(Data records)
━━━━━━
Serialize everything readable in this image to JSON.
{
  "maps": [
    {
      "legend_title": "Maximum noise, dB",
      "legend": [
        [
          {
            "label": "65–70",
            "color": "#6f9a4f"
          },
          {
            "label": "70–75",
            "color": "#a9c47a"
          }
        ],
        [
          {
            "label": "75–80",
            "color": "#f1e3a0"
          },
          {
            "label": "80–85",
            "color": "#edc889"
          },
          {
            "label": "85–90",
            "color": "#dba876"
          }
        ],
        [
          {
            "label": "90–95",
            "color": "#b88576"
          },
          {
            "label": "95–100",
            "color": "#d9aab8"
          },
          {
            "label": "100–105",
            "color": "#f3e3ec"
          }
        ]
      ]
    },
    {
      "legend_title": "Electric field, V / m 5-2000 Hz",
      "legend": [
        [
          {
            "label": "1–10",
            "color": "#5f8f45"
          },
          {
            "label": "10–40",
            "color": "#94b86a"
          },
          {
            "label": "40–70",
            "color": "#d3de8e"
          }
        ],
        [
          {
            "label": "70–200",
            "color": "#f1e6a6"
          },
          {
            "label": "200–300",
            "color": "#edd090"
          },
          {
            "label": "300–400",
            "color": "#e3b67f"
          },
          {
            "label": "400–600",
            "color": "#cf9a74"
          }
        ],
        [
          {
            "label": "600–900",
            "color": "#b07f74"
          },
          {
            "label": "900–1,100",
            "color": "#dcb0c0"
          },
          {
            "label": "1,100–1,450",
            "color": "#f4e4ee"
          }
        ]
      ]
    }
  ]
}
━━━━━━
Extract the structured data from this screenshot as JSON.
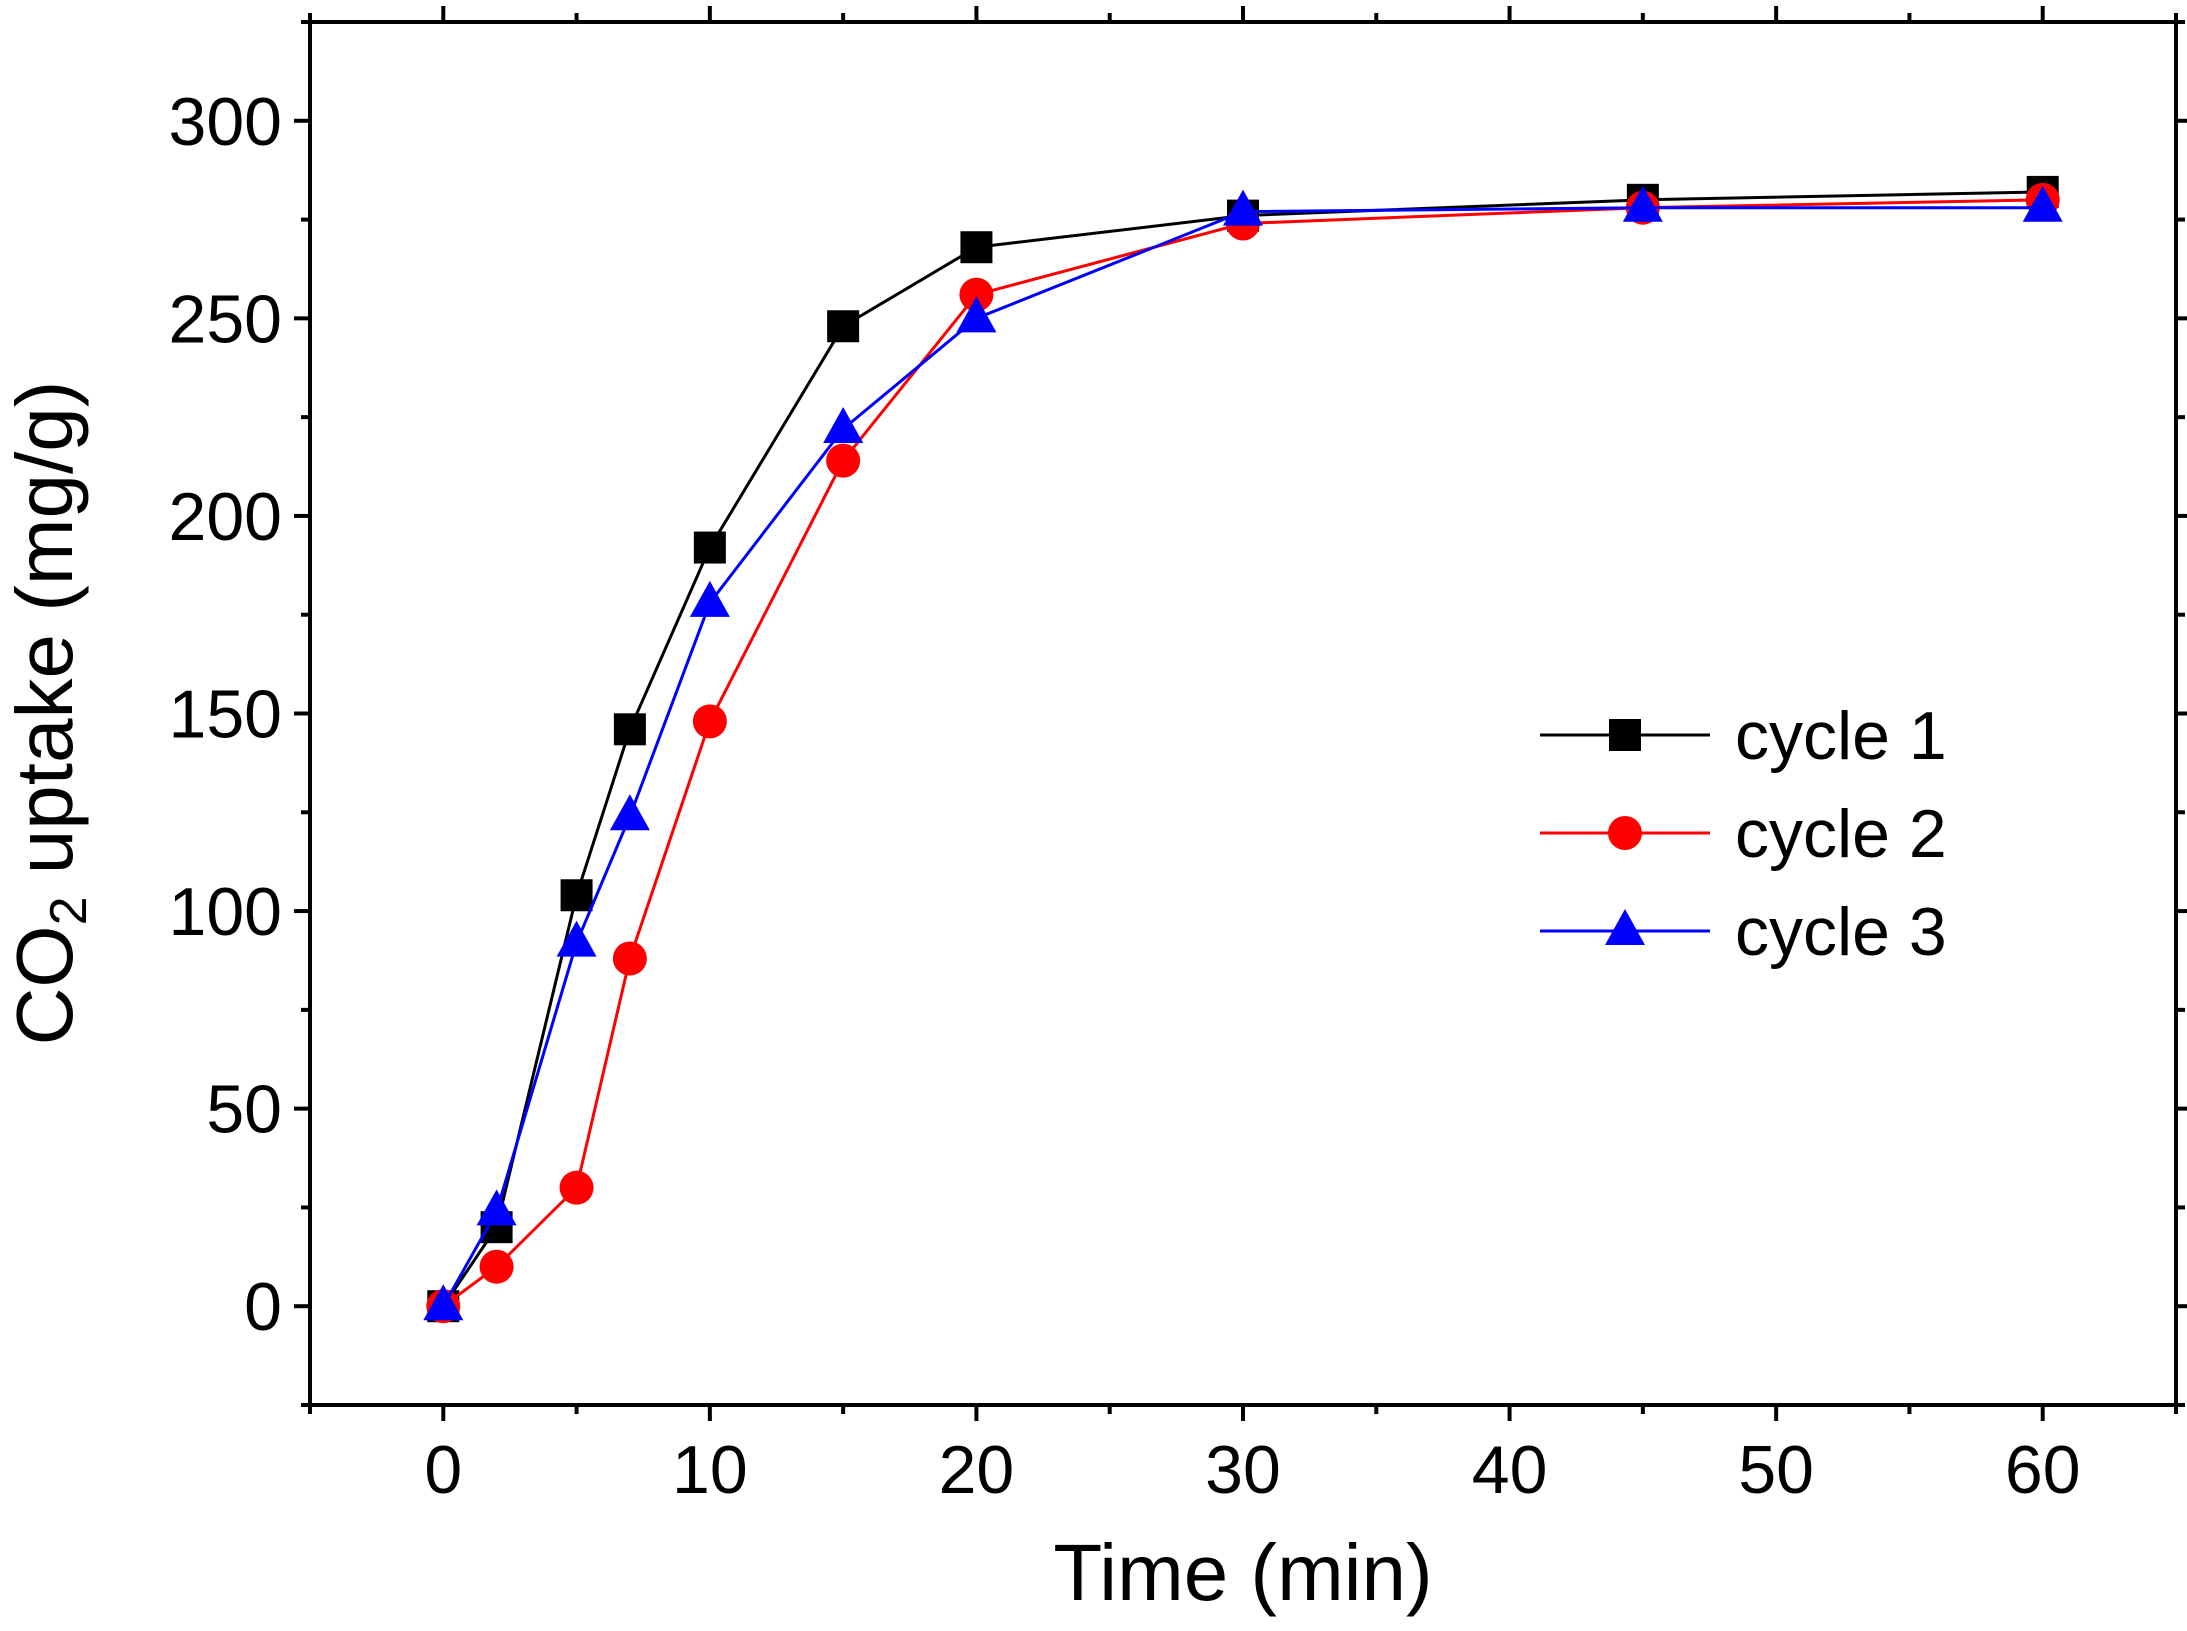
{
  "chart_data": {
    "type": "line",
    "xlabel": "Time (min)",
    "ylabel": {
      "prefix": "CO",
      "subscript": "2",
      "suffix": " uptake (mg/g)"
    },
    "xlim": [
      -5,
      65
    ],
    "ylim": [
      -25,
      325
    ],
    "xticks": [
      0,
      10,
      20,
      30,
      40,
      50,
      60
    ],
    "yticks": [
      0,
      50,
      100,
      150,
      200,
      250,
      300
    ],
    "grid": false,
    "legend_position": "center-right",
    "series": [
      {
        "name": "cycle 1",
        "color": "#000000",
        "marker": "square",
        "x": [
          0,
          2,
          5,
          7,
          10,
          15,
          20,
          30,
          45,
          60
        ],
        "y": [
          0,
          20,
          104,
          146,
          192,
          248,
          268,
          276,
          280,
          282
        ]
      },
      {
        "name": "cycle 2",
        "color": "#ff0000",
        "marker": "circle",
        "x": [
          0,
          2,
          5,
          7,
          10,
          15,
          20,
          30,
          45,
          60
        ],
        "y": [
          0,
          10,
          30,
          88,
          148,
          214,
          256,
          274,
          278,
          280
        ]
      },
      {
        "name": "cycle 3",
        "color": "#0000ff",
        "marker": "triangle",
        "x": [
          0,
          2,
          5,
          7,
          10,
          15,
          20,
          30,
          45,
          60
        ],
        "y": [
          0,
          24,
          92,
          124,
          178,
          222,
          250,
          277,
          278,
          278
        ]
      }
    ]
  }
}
━━━━━━
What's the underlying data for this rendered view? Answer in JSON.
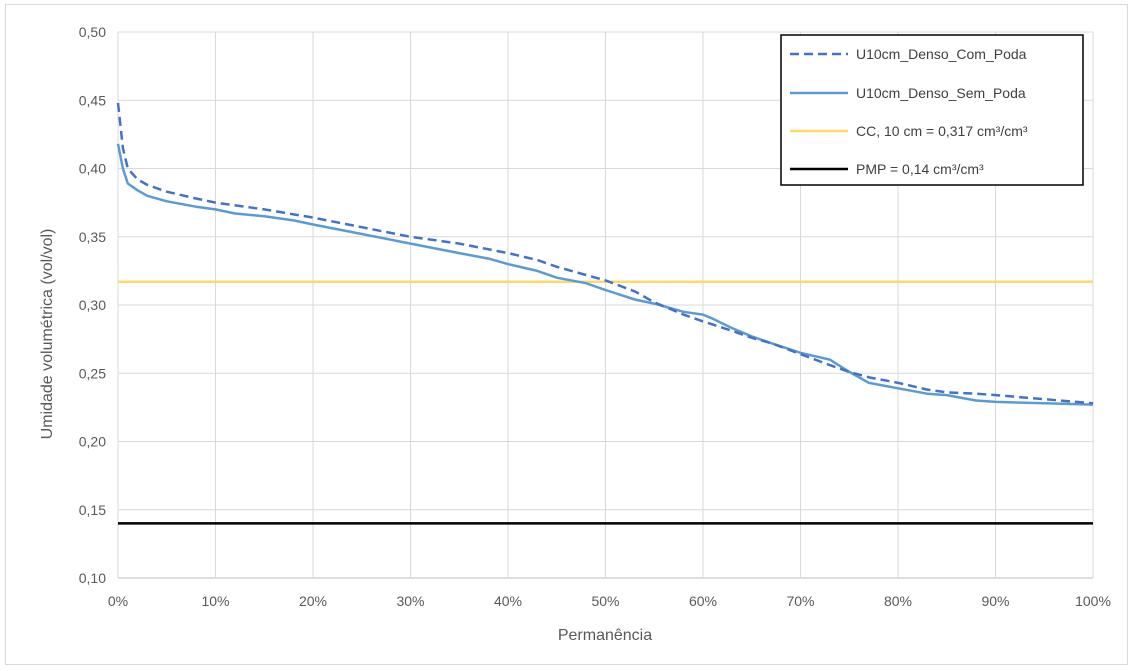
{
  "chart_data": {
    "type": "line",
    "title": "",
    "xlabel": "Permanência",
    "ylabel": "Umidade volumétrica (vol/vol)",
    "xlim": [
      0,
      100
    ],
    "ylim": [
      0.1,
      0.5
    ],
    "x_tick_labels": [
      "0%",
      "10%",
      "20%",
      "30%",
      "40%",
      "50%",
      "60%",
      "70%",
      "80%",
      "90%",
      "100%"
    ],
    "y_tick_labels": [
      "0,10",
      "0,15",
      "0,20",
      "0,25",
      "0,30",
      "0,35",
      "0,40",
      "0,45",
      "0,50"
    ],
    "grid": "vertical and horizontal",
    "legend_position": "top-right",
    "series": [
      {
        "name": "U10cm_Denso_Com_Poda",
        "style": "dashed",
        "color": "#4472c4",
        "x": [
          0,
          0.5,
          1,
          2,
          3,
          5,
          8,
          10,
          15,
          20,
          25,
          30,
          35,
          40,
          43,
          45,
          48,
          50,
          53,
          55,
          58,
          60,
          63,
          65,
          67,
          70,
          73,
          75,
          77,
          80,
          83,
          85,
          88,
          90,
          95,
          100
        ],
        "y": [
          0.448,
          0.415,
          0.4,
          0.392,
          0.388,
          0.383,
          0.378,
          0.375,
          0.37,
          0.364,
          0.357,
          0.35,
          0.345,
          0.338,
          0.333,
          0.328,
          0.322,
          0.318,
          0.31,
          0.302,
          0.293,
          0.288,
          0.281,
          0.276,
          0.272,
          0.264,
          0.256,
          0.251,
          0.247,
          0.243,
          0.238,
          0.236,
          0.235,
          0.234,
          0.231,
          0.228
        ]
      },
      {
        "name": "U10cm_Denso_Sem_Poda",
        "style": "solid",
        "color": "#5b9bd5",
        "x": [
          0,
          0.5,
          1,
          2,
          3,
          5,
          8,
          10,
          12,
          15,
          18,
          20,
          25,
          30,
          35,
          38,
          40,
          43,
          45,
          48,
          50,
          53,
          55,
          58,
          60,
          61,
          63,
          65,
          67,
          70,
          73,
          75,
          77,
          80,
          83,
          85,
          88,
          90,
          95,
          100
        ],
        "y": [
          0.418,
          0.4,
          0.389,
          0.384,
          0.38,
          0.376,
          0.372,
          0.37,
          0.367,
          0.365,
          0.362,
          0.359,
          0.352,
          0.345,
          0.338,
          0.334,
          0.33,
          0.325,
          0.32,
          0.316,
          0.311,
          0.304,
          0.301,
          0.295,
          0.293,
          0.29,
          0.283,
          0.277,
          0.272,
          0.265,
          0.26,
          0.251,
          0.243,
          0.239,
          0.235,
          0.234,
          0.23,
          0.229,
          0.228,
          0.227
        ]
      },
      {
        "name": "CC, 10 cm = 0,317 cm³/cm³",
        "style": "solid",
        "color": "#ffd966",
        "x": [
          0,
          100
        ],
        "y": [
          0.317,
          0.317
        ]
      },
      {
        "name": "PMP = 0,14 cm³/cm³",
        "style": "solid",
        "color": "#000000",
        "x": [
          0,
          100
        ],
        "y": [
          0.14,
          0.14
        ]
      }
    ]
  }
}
━━━━━━
§ EXERCISE DESCRIPTION
Go through the records and pull out each line that includes the word "JSON".

§ SOLUTION
Serialize everything readable in this image to JSON.
Extract the structured data from this screenshot as JSON.
What's the underlying data for this rendered view? Answer in JSON.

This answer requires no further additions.